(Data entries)
··········
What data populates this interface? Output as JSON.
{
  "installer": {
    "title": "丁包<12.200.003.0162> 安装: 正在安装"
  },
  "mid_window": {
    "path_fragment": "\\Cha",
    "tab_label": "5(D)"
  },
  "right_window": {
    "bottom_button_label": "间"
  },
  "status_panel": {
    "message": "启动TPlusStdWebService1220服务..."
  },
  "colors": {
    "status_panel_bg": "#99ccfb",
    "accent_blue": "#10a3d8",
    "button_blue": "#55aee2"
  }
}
··········
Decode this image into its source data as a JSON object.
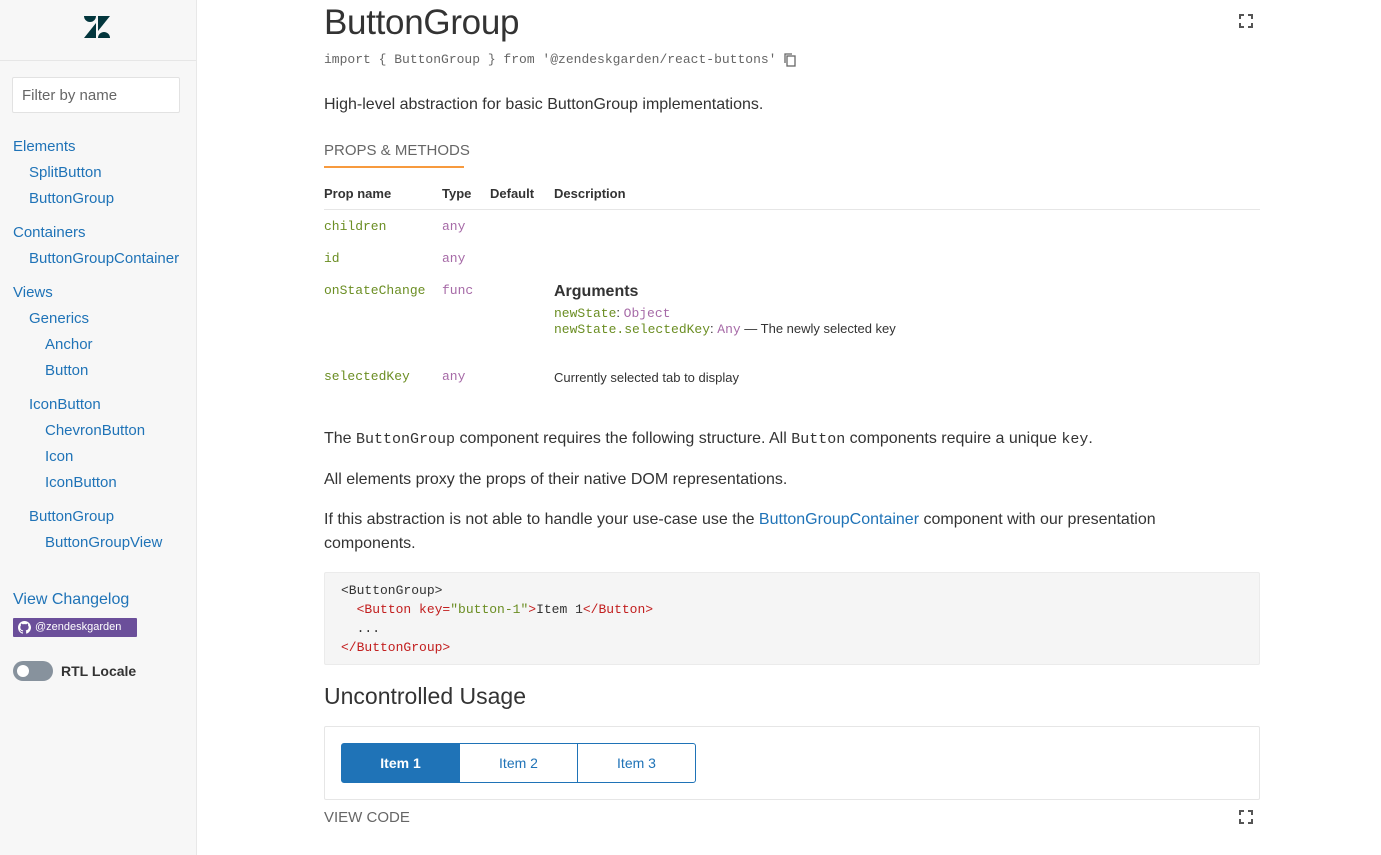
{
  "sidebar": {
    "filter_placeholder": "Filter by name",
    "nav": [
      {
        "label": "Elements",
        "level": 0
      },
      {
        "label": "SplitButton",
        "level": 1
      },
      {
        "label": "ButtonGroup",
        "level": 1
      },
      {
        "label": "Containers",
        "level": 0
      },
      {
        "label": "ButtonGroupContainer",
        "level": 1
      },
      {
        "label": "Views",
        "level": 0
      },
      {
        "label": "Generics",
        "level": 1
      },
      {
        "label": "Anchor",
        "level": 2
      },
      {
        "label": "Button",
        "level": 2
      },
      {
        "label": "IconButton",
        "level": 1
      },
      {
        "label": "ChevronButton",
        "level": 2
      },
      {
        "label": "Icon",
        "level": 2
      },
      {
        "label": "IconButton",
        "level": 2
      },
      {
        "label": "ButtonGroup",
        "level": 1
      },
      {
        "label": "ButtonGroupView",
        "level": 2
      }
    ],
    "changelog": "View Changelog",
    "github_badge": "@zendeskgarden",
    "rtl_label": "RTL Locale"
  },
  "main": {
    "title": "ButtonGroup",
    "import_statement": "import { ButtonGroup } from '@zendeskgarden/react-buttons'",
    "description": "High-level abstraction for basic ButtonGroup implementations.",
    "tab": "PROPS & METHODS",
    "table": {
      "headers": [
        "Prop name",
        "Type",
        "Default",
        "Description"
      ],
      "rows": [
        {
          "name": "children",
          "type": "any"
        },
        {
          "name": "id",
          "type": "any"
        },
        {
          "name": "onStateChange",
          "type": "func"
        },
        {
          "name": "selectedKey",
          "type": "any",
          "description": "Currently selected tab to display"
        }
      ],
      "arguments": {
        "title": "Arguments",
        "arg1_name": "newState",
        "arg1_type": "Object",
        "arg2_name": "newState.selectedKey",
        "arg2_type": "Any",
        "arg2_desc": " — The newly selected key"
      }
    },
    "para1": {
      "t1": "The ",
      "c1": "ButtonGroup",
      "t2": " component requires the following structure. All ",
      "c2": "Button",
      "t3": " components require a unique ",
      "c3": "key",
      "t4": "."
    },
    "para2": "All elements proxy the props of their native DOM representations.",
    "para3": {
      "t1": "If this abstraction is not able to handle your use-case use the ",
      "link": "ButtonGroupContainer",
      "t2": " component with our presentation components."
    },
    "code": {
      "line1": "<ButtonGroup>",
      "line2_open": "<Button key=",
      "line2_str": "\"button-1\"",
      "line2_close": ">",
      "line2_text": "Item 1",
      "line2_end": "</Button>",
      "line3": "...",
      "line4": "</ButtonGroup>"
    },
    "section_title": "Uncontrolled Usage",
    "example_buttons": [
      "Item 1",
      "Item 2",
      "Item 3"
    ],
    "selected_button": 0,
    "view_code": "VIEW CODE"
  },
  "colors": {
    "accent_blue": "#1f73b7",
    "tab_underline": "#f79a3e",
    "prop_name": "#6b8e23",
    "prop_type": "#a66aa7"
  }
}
··········
PROBLEM TO SOLVE: Copy each line that contains the word "this".

ANSWER:
What data populates this interface? Output as JSON.
Decode this image into its source data as a JSON object.
      "t1": "If this abstraction is not able to handle your use-case use the ",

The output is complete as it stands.